▶ [Your task]:
Write out each line beneath this one exactly as it reads.

Stored entries:
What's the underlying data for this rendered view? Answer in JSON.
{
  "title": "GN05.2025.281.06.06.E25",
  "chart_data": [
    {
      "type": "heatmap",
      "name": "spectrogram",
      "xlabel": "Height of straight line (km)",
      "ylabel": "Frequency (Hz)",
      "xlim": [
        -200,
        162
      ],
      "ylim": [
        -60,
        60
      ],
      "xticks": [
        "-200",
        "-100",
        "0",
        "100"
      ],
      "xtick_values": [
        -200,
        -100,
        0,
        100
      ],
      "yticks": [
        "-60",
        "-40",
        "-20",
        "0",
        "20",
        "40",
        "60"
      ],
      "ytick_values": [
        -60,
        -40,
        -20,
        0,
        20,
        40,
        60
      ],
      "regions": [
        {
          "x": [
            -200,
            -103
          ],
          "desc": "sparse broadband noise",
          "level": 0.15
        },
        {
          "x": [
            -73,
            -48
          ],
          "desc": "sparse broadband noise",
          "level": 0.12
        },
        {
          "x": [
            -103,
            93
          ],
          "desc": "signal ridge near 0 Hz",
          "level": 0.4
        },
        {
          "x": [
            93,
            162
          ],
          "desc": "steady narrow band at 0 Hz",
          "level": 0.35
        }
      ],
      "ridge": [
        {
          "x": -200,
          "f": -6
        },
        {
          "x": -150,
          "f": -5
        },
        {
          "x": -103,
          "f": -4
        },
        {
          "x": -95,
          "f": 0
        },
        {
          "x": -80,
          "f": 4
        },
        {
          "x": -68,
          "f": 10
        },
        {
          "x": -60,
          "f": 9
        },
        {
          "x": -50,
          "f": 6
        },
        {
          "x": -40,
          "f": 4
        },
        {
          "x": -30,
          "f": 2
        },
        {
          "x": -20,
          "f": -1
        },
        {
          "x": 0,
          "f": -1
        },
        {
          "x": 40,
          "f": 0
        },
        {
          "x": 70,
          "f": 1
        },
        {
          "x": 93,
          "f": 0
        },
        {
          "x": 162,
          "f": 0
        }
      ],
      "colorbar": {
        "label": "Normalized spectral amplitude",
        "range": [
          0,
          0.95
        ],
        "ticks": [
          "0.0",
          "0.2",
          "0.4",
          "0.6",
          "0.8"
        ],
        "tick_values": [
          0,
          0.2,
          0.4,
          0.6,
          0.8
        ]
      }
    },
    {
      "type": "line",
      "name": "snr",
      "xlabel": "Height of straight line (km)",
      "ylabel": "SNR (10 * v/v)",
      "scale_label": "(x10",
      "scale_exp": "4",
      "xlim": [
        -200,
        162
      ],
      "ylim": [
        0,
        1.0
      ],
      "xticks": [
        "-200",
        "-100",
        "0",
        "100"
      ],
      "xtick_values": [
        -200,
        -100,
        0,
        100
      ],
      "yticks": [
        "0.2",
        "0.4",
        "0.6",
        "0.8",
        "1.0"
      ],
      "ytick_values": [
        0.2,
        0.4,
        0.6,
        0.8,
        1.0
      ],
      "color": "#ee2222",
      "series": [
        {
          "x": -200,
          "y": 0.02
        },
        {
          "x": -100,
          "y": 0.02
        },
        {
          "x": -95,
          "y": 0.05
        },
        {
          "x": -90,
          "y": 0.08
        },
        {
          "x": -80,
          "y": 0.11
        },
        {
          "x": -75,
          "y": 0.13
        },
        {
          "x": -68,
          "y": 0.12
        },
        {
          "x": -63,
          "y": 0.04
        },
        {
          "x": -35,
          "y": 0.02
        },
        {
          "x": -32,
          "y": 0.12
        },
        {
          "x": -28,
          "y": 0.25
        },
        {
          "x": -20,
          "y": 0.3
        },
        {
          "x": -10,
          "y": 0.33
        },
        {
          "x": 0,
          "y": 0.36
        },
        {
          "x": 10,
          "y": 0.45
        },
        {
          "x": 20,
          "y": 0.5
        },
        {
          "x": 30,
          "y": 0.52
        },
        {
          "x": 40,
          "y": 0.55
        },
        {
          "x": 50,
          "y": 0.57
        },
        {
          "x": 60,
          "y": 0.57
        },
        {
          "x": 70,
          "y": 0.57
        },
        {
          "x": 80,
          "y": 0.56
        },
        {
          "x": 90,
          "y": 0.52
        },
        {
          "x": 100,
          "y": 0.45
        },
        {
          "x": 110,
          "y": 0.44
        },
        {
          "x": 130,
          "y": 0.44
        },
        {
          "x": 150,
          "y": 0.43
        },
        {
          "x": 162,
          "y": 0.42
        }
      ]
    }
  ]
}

▶ [Answer to the exercise]:
What's the underlying data for this rendered view? Answer in JSON.
{
  "title": "GN05.2025.281.06.06.E25",
  "chart_data": [
    {
      "type": "heatmap",
      "name": "spectrogram",
      "xlabel": "Height of straight line (km)",
      "ylabel": "Frequency (Hz)",
      "xlim": [
        -200,
        162
      ],
      "ylim": [
        -60,
        60
      ],
      "xticks": [
        "-200",
        "-100",
        "0",
        "100"
      ],
      "xtick_values": [
        -200,
        -100,
        0,
        100
      ],
      "yticks": [
        "-60",
        "-40",
        "-20",
        "0",
        "20",
        "40",
        "60"
      ],
      "ytick_values": [
        -60,
        -40,
        -20,
        0,
        20,
        40,
        60
      ],
      "regions": [
        {
          "x": [
            -200,
            -103
          ],
          "desc": "sparse broadband noise",
          "level": 0.15
        },
        {
          "x": [
            -73,
            -48
          ],
          "desc": "sparse broadband noise",
          "level": 0.12
        },
        {
          "x": [
            -103,
            93
          ],
          "desc": "signal ridge near 0 Hz",
          "level": 0.4
        },
        {
          "x": [
            93,
            162
          ],
          "desc": "steady narrow band at 0 Hz",
          "level": 0.35
        }
      ],
      "ridge": [
        {
          "x": -200,
          "f": -6
        },
        {
          "x": -150,
          "f": -5
        },
        {
          "x": -103,
          "f": -4
        },
        {
          "x": -95,
          "f": 0
        },
        {
          "x": -80,
          "f": 4
        },
        {
          "x": -68,
          "f": 10
        },
        {
          "x": -60,
          "f": 9
        },
        {
          "x": -50,
          "f": 6
        },
        {
          "x": -40,
          "f": 4
        },
        {
          "x": -30,
          "f": 2
        },
        {
          "x": -20,
          "f": -1
        },
        {
          "x": 0,
          "f": -1
        },
        {
          "x": 40,
          "f": 0
        },
        {
          "x": 70,
          "f": 1
        },
        {
          "x": 93,
          "f": 0
        },
        {
          "x": 162,
          "f": 0
        }
      ],
      "colorbar": {
        "label": "Normalized spectral amplitude",
        "range": [
          0,
          0.95
        ],
        "ticks": [
          "0.0",
          "0.2",
          "0.4",
          "0.6",
          "0.8"
        ],
        "tick_values": [
          0,
          0.2,
          0.4,
          0.6,
          0.8
        ]
      }
    },
    {
      "type": "line",
      "name": "snr",
      "xlabel": "Height of straight line (km)",
      "ylabel": "SNR (10 * v/v)",
      "scale_label": "(x10",
      "scale_exp": "4",
      "xlim": [
        -200,
        162
      ],
      "ylim": [
        0,
        1.0
      ],
      "xticks": [
        "-200",
        "-100",
        "0",
        "100"
      ],
      "xtick_values": [
        -200,
        -100,
        0,
        100
      ],
      "yticks": [
        "0.2",
        "0.4",
        "0.6",
        "0.8",
        "1.0"
      ],
      "ytick_values": [
        0.2,
        0.4,
        0.6,
        0.8,
        1.0
      ],
      "color": "#ee2222",
      "series": [
        {
          "x": -200,
          "y": 0.02
        },
        {
          "x": -100,
          "y": 0.02
        },
        {
          "x": -95,
          "y": 0.05
        },
        {
          "x": -90,
          "y": 0.08
        },
        {
          "x": -80,
          "y": 0.11
        },
        {
          "x": -75,
          "y": 0.13
        },
        {
          "x": -68,
          "y": 0.12
        },
        {
          "x": -63,
          "y": 0.04
        },
        {
          "x": -35,
          "y": 0.02
        },
        {
          "x": -32,
          "y": 0.12
        },
        {
          "x": -28,
          "y": 0.25
        },
        {
          "x": -20,
          "y": 0.3
        },
        {
          "x": -10,
          "y": 0.33
        },
        {
          "x": 0,
          "y": 0.36
        },
        {
          "x": 10,
          "y": 0.45
        },
        {
          "x": 20,
          "y": 0.5
        },
        {
          "x": 30,
          "y": 0.52
        },
        {
          "x": 40,
          "y": 0.55
        },
        {
          "x": 50,
          "y": 0.57
        },
        {
          "x": 60,
          "y": 0.57
        },
        {
          "x": 70,
          "y": 0.57
        },
        {
          "x": 80,
          "y": 0.56
        },
        {
          "x": 90,
          "y": 0.52
        },
        {
          "x": 100,
          "y": 0.45
        },
        {
          "x": 110,
          "y": 0.44
        },
        {
          "x": 130,
          "y": 0.44
        },
        {
          "x": 150,
          "y": 0.43
        },
        {
          "x": 162,
          "y": 0.42
        }
      ]
    }
  ]
}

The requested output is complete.